** DATA PROVIDED **
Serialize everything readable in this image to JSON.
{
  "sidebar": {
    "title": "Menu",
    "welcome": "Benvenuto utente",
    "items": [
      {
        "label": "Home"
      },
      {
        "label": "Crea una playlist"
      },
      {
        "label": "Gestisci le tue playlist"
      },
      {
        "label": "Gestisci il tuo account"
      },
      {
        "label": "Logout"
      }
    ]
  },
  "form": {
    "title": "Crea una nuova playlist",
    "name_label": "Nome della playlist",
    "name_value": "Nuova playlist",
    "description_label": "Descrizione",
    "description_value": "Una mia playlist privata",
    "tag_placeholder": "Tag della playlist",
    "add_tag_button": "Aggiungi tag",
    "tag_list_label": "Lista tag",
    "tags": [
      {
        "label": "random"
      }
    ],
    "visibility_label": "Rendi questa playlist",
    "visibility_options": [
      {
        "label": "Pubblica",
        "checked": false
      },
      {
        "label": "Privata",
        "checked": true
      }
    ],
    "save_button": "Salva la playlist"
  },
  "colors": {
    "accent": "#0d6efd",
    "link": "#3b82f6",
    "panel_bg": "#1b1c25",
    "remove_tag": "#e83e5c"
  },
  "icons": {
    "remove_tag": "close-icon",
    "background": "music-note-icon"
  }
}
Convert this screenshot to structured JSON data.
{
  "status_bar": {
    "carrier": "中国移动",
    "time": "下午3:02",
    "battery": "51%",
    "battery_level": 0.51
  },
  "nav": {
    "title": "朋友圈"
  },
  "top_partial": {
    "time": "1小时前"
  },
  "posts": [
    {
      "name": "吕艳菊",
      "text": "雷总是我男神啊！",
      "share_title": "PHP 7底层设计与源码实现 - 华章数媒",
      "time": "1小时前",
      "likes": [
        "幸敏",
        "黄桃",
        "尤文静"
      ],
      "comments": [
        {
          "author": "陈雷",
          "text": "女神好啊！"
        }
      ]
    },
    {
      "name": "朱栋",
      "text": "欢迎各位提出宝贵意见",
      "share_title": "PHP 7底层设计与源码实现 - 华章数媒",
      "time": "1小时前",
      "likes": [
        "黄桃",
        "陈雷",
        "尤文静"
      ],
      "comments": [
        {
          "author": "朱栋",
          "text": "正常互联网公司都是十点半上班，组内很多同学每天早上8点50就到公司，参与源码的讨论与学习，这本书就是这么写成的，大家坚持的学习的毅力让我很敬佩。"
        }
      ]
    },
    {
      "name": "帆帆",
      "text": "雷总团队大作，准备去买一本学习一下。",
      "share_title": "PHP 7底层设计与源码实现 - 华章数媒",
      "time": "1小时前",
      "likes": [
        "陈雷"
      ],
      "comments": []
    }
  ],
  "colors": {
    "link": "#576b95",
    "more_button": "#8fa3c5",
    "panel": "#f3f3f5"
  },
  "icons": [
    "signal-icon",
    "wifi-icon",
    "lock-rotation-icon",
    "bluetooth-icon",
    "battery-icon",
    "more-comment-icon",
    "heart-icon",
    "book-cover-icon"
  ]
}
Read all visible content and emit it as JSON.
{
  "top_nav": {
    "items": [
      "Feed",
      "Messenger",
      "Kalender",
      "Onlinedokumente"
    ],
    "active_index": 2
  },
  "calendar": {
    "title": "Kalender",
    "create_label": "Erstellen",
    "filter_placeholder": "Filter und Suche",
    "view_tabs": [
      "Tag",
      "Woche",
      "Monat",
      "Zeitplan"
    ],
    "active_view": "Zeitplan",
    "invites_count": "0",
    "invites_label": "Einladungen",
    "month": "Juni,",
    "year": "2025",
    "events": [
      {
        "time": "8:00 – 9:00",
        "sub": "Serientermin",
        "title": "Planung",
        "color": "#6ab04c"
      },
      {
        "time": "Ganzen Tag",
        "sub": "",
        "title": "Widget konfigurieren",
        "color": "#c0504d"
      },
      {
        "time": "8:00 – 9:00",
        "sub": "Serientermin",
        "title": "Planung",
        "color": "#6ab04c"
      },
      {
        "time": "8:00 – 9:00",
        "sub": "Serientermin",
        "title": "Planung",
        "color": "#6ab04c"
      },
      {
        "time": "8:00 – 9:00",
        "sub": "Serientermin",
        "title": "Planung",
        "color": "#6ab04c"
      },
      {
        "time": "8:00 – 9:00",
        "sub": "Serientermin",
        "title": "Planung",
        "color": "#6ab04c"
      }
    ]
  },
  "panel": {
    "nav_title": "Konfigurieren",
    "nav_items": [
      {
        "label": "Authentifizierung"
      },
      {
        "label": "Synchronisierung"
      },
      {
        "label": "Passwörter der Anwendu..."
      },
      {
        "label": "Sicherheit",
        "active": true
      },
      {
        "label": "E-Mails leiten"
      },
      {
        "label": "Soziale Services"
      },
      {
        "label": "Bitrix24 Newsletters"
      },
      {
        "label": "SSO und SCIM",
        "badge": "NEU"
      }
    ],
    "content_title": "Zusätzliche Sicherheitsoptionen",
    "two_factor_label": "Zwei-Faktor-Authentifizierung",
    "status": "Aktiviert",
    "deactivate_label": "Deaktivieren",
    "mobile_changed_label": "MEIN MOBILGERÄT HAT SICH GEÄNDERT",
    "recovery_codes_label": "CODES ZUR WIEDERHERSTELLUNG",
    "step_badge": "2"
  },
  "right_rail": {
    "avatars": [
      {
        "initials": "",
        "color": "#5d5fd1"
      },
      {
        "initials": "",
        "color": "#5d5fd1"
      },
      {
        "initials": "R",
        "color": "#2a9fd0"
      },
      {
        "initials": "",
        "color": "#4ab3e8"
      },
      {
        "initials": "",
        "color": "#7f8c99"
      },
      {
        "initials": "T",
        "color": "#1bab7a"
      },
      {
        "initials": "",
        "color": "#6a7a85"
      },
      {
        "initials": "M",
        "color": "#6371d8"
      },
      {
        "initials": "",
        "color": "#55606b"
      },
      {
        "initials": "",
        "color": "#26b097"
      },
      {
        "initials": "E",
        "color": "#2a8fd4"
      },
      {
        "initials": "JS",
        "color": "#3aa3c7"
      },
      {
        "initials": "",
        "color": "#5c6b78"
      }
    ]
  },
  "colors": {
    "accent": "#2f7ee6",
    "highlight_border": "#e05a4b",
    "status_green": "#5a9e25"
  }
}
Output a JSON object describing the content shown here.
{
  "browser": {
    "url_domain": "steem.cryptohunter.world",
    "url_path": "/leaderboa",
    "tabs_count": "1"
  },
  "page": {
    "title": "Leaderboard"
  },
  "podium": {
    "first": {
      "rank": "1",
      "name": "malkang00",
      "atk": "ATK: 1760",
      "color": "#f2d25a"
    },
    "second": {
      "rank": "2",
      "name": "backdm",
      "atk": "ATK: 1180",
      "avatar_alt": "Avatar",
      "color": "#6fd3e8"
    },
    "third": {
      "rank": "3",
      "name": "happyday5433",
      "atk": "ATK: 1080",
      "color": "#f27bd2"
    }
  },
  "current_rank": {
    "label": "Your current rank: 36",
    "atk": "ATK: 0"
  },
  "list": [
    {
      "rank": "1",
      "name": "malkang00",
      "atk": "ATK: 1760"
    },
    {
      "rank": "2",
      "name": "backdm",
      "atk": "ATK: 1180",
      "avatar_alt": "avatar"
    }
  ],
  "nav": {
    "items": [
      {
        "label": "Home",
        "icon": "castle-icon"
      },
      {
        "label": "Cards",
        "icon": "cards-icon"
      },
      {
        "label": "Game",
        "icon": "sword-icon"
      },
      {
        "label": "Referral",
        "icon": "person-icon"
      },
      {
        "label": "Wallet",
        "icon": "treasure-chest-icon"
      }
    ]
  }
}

** WHAT YOU HAVE TO DO **
Each line above that includes "text" should be shown.

** THE RESPONSE **
      "text": "雷总是我男神啊！",
          "text": "女神好啊！"
      "text": "欢迎各位提出宝贵意见",
          "text": "正常互联网公司都是十点半上班，组内很多同学每天早上8点50就到公司，参与源码的讨论与学习，这本书就是这么写成的，大家坚持的学习的毅力让我很敬佩。"
      "text": "雷总团队大作，准备去买一本学习一下。",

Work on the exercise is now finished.